__Aim of the exercise__.
In your copy, repeat the records exactly and leave out the pictures.

__Supplied data__.
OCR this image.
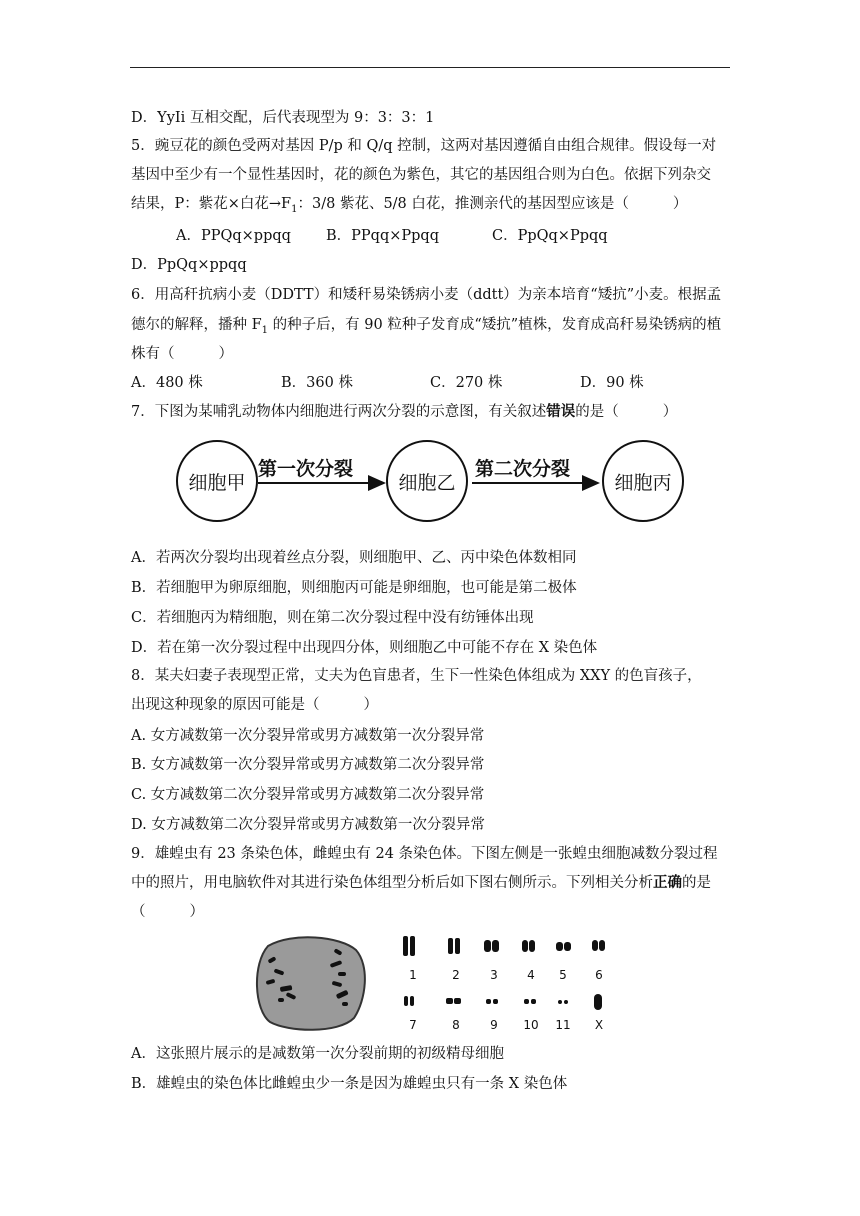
D．YyIi 互相交配，后代表现型为 9：3：3：1
5．豌豆花的颜色受两对基因 P/p 和 Q/q 控制，这两对基因遵循自由组合规律。假设每一对
基因中至少有一个显性基因时，花的颜色为紫色，其它的基因组合则为白色。依据下列杂交
结果，P：紫花×白花$\to F_1$：3/8 紫花、5/8 白花，推测亲代的基因型应该是（	）
A．PPQq×ppqq B．PPqq×Ppqq	C．PpQq×Ppqq
D．PpQq×ppqq
6．用高秆抗病小麦（DDTT）和矮秆易染锈病小麦（ddtt）为亲本培育“矮抗”小麦。根据孟
德尔的解释，播种 $F_1$ 的种子后，有 90 粒种子发育成“矮抗”植株，发育成高秆易染锈病的植
株有（	）
A．480 株	B．360 株	C．270 株	D．90 株
7．下图为某哺乳动物体内细胞进行两次分裂的示意图，有关叙述错误的是（	）
细胞甲
第一次分裂
细胞乙
第二次分裂
细胞丙
A．若两次分裂均出现着丝点分裂，则细胞甲、乙、丙中染色体数相同
B．若细胞甲为卵原细胞，则细胞丙可能是卵细胞，也可能是第二极体
C．若细胞丙为精细胞，则在第二次分裂过程中没有纺锤体出现
D．若在第一次分裂过程中出现四分体，则细胞乙中可能不存在 X 染色体
8．某夫妇妻子表现型正常，丈夫为色盲患者，生下一性染色体组成为 XXY 的色盲孩子，
出现这种现象的原因可能是（	）
A. 女方减数第一次分裂异常或男方减数第一次分裂异常
B. 女方减数第一次分裂异常或男方减数第二次分裂异常
C. 女方减数第二次分裂异常或男方减数第二次分裂异常
D. 女方减数第二次分裂异常或男方减数第一次分裂异常
9．雄蝗虫有 23 条染色体，雌蝗虫有 24 条染色体。下图左侧是一张蝗虫细胞减数分裂过程
中的照片，用电脑软件对其进行染色体组型分析后如下图右侧所示。下列相关分析正确的是
（	）
1	2	3	4	5	6
7	8	9	10	11	X
A．这张照片展示的是减数第一次分裂前期的初级精母细胞
B．雄蝗虫的染色体比雌蝗虫少一条是因为雄蝗虫只有一条 X 染色体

__Result__.
OCR this image.
D．YyIi 互相交配，后代表现型为 9：3：3：1
5．豌豆花的颜色受两对基因 P/p 和 Q/q 控制，这两对基因遵循自由组合规律。假设每一对
基因中至少有一个显性基因时，花的颜色为紫色，其它的基因组合则为白色。依据下列杂交
结果，P：紫花×白花$\to F_1$：3/8 紫花、5/8 白花，推测亲代的基因型应该是（	）
A．PPQq×ppqq B．PPqq×Ppqq	C．PpQq×Ppqq
D．PpQq×ppqq
6．用高秆抗病小麦（DDTT）和矮秆易染锈病小麦（ddtt）为亲本培育“矮抗”小麦。根据孟
德尔的解释，播种 $F_1$ 的种子后，有 90 粒种子发育成“矮抗”植株，发育成高秆易染锈病的植
株有（	）
A．480 株	B．360 株	C．270 株	D．90 株
7．下图为某哺乳动物体内细胞进行两次分裂的示意图，有关叙述错误的是（	）
细胞甲
第一次分裂
细胞乙
第二次分裂
细胞丙
A．若两次分裂均出现着丝点分裂，则细胞甲、乙、丙中染色体数相同
B．若细胞甲为卵原细胞，则细胞丙可能是卵细胞，也可能是第二极体
C．若细胞丙为精细胞，则在第二次分裂过程中没有纺锤体出现
D．若在第一次分裂过程中出现四分体，则细胞乙中可能不存在 X 染色体
8．某夫妇妻子表现型正常，丈夫为色盲患者，生下一性染色体组成为 XXY 的色盲孩子，
出现这种现象的原因可能是（	）
A. 女方减数第一次分裂异常或男方减数第一次分裂异常
B. 女方减数第一次分裂异常或男方减数第二次分裂异常
C. 女方减数第二次分裂异常或男方减数第二次分裂异常
D. 女方减数第二次分裂异常或男方减数第一次分裂异常
9．雄蝗虫有 23 条染色体，雌蝗虫有 24 条染色体。下图左侧是一张蝗虫细胞减数分裂过程
中的照片，用电脑软件对其进行染色体组型分析后如下图右侧所示。下列相关分析正确的是
（	）
1	2	3	4	5	6
7	8	9	10	11	X
A．这张照片展示的是减数第一次分裂前期的初级精母细胞
B．雄蝗虫的染色体比雌蝗虫少一条是因为雄蝗虫只有一条 X 染色体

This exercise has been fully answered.